*Exercise objective*.
Lay out the lines from the very first one through the line containing "paragraph-subprogram-goal: Целью подпрограммы", both included, as a Markdown table with the columns Row and Line, leaving out any blank lines.

*Dataset records*.

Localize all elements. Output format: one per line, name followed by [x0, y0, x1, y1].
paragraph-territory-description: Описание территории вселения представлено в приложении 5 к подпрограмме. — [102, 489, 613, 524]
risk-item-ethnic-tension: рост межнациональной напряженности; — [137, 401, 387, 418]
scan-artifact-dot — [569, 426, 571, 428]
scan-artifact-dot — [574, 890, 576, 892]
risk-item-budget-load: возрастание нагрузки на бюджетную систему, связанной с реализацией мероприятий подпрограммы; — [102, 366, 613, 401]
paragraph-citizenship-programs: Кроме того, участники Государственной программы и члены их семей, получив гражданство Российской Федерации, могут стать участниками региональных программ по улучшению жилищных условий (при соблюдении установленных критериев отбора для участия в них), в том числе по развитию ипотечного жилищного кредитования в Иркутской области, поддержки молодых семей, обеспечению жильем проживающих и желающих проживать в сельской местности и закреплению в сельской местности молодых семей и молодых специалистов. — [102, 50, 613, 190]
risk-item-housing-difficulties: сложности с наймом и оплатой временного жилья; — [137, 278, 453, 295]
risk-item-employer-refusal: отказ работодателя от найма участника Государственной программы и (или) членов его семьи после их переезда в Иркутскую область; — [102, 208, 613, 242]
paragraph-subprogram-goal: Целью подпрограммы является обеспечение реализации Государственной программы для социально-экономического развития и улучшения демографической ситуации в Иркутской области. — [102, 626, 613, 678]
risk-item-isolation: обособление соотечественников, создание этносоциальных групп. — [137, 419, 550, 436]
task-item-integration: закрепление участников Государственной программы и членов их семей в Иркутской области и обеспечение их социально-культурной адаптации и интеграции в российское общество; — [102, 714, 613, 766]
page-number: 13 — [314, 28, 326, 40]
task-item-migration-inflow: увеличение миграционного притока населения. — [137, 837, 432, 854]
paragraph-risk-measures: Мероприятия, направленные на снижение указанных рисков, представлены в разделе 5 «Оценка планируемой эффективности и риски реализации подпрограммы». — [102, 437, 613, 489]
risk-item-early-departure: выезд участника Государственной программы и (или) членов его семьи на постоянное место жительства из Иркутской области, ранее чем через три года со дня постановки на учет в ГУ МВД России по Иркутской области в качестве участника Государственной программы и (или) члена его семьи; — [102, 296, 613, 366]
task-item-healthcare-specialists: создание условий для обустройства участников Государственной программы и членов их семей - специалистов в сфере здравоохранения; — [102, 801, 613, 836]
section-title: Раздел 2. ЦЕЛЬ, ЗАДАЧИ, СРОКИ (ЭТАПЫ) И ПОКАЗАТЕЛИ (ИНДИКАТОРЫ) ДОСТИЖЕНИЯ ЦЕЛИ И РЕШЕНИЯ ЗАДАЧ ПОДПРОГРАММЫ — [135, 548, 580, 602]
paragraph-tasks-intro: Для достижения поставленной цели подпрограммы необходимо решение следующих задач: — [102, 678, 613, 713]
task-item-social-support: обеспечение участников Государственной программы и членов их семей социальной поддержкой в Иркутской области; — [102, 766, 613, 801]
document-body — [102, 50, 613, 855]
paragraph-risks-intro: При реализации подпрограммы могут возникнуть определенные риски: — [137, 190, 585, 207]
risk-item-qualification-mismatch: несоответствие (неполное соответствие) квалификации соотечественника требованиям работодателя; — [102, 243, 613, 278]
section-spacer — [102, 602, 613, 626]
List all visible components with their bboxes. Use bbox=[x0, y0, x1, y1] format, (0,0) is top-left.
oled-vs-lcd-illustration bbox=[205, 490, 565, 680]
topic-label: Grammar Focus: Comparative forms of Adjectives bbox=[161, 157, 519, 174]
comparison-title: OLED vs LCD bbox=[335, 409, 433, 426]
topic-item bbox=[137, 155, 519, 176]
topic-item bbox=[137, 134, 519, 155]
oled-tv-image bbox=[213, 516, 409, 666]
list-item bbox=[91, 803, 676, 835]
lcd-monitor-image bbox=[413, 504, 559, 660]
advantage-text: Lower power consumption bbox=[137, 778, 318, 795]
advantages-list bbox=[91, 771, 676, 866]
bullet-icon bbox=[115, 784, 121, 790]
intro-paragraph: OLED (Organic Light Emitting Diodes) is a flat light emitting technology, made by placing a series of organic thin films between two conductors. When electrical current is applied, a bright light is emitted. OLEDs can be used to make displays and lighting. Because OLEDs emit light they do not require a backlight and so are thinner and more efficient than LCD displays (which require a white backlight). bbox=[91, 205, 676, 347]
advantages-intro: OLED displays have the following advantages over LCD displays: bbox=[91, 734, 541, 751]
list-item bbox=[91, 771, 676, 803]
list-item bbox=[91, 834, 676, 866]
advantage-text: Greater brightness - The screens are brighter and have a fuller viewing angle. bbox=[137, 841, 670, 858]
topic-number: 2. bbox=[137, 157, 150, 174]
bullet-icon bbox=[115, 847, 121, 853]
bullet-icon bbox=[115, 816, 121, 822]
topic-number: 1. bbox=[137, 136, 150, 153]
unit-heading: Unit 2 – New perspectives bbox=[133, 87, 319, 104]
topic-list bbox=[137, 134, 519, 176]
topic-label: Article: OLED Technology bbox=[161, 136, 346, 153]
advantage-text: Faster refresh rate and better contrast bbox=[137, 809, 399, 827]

*Finished answer*.
| Row | Line |
|---|---|
| 1 | Localize all elements. Output format: one per line, name followed by [x0, y0, x1, y1]. |
| 2 | paragraph-territory-description: Описание территории вселения представлено в приложении 5 к подпрограмме. — [102, 489, 613, 524] |
| 3 | risk-item-ethnic-tension: рост межнациональной напряженности; — [137, 401, 387, 418] |
| 4 | scan-artifact-dot — [569, 426, 571, 428] |
| 5 | scan-artifact-dot — [574, 890, 576, 892] |
| 6 | risk-item-budget-load: возрастание нагрузки на бюджетную систему, связанной с реализацией мероприятий подпрограммы; — [102, 366, 613, 401] |
| 7 | paragraph-citizenship-programs: Кроме того, участники Государственной программы и члены их семей, получив гражданство Российской Федерации, могут стать участниками региональных программ по улучшению жилищных условий (при соблюдении установленных критериев отбора для участия в них), в том числе по развитию ипотечного жилищного кредитования в Иркутской области, поддержки молодых семей, обеспечению жильем проживающих и желающих проживать в сельской местности и закреплению в сельской местности молодых семей и молодых специалистов. — [102, 50, 613, 190] |
| 8 | risk-item-housing-difficulties: сложности с наймом и оплатой временного жилья; — [137, 278, 453, 295] |
| 9 | risk-item-employer-refusal: отказ работодателя от найма участника Государственной программы и (или) членов его семьи после их переезда в Иркутскую область; — [102, 208, 613, 242] |
| 10 | paragraph-subprogram-goal: Целью подпрограммы является обеспечение реализации Государственной программы для социально-экономического развития и улучшения демографической ситуации в Иркутской области. — [102, 626, 613, 678] |